**The task:** Your task is to write out the complete listing exactly as it is shown.

* begin Data rows *

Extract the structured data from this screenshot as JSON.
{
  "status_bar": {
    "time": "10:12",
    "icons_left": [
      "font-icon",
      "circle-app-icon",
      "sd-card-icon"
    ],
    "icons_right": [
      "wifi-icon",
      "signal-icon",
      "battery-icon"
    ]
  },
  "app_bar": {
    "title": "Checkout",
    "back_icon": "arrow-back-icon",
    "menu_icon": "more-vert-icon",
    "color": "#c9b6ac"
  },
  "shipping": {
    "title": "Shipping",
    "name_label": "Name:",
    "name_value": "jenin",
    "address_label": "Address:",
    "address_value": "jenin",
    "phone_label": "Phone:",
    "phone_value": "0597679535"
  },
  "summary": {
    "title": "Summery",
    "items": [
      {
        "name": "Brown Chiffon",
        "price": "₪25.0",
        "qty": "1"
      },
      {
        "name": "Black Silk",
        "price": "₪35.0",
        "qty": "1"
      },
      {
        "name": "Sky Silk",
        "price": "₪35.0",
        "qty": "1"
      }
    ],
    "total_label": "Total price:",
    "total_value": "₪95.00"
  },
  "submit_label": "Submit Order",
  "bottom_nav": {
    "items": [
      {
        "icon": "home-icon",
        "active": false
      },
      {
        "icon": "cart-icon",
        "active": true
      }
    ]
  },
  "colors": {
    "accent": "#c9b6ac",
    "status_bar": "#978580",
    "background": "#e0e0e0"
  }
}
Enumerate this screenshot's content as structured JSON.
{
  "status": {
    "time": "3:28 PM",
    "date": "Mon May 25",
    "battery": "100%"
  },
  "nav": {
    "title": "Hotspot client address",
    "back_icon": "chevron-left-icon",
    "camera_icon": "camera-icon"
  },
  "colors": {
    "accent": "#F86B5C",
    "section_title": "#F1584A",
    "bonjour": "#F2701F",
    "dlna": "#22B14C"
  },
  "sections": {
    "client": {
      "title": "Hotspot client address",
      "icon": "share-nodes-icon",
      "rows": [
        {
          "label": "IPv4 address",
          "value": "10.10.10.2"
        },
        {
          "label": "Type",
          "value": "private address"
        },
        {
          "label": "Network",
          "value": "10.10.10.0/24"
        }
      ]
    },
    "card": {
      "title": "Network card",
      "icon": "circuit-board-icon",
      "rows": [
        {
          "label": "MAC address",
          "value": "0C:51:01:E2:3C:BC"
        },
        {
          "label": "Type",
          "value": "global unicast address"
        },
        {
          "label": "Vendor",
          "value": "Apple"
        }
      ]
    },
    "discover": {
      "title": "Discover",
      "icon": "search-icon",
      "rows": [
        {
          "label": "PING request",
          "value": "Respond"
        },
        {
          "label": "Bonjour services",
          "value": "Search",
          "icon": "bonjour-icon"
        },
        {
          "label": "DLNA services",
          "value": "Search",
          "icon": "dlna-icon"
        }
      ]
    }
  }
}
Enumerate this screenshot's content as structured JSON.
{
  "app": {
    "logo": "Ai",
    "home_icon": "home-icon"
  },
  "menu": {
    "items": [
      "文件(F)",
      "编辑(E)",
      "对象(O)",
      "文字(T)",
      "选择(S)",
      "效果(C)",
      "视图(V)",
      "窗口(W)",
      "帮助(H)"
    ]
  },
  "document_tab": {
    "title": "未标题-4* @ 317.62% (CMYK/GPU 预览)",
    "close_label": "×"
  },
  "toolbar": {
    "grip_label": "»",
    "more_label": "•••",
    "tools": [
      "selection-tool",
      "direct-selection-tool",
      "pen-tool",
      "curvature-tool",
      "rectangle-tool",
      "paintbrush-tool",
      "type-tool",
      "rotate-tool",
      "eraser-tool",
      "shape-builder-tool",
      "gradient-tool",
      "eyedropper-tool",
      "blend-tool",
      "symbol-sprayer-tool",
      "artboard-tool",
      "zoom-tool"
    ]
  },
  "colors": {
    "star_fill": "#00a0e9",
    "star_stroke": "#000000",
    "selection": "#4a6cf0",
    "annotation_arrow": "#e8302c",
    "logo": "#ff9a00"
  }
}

* end Data rows *

**Output of the exercise:**
Extract the structured data from this screenshot as JSON.
{
  "status_bar": {
    "time": "10:12",
    "icons_left": [
      "font-icon",
      "circle-app-icon",
      "sd-card-icon"
    ],
    "icons_right": [
      "wifi-icon",
      "signal-icon",
      "battery-icon"
    ]
  },
  "app_bar": {
    "title": "Checkout",
    "back_icon": "arrow-back-icon",
    "menu_icon": "more-vert-icon",
    "color": "#c9b6ac"
  },
  "shipping": {
    "title": "Shipping",
    "name_label": "Name:",
    "name_value": "jenin",
    "address_label": "Address:",
    "address_value": "jenin",
    "phone_label": "Phone:",
    "phone_value": "0597679535"
  },
  "summary": {
    "title": "Summery",
    "items": [
      {
        "name": "Brown Chiffon",
        "price": "₪25.0",
        "qty": "1"
      },
      {
        "name": "Black Silk",
        "price": "₪35.0",
        "qty": "1"
      },
      {
        "name": "Sky Silk",
        "price": "₪35.0",
        "qty": "1"
      }
    ],
    "total_label": "Total price:",
    "total_value": "₪95.00"
  },
  "submit_label": "Submit Order",
  "bottom_nav": {
    "items": [
      {
        "icon": "home-icon",
        "active": false
      },
      {
        "icon": "cart-icon",
        "active": true
      }
    ]
  },
  "colors": {
    "accent": "#c9b6ac",
    "status_bar": "#978580",
    "background": "#e0e0e0"
  }
}
Enumerate this screenshot's content as structured JSON.
{
  "status": {
    "time": "3:28 PM",
    "date": "Mon May 25",
    "battery": "100%"
  },
  "nav": {
    "title": "Hotspot client address",
    "back_icon": "chevron-left-icon",
    "camera_icon": "camera-icon"
  },
  "colors": {
    "accent": "#F86B5C",
    "section_title": "#F1584A",
    "bonjour": "#F2701F",
    "dlna": "#22B14C"
  },
  "sections": {
    "client": {
      "title": "Hotspot client address",
      "icon": "share-nodes-icon",
      "rows": [
        {
          "label": "IPv4 address",
          "value": "10.10.10.2"
        },
        {
          "label": "Type",
          "value": "private address"
        },
        {
          "label": "Network",
          "value": "10.10.10.0/24"
        }
      ]
    },
    "card": {
      "title": "Network card",
      "icon": "circuit-board-icon",
      "rows": [
        {
          "label": "MAC address",
          "value": "0C:51:01:E2:3C:BC"
        },
        {
          "label": "Type",
          "value": "global unicast address"
        },
        {
          "label": "Vendor",
          "value": "Apple"
        }
      ]
    },
    "discover": {
      "title": "Discover",
      "icon": "search-icon",
      "rows": [
        {
          "label": "PING request",
          "value": "Respond"
        },
        {
          "label": "Bonjour services",
          "value": "Search",
          "icon": "bonjour-icon"
        },
        {
          "label": "DLNA services",
          "value": "Search",
          "icon": "dlna-icon"
        }
      ]
    }
  }
}
Enumerate this screenshot's content as structured JSON.
{
  "app": {
    "logo": "Ai",
    "home_icon": "home-icon"
  },
  "menu": {
    "items": [
      "文件(F)",
      "编辑(E)",
      "对象(O)",
      "文字(T)",
      "选择(S)",
      "效果(C)",
      "视图(V)",
      "窗口(W)",
      "帮助(H)"
    ]
  },
  "document_tab": {
    "title": "未标题-4* @ 317.62% (CMYK/GPU 预览)",
    "close_label": "×"
  },
  "toolbar": {
    "grip_label": "»",
    "more_label": "•••",
    "tools": [
      "selection-tool",
      "direct-selection-tool",
      "pen-tool",
      "curvature-tool",
      "rectangle-tool",
      "paintbrush-tool",
      "type-tool",
      "rotate-tool",
      "eraser-tool",
      "shape-builder-tool",
      "gradient-tool",
      "eyedropper-tool",
      "blend-tool",
      "symbol-sprayer-tool",
      "artboard-tool",
      "zoom-tool"
    ]
  },
  "colors": {
    "star_fill": "#00a0e9",
    "star_stroke": "#000000",
    "selection": "#4a6cf0",
    "annotation_arrow": "#e8302c",
    "logo": "#ff9a00"
  }
}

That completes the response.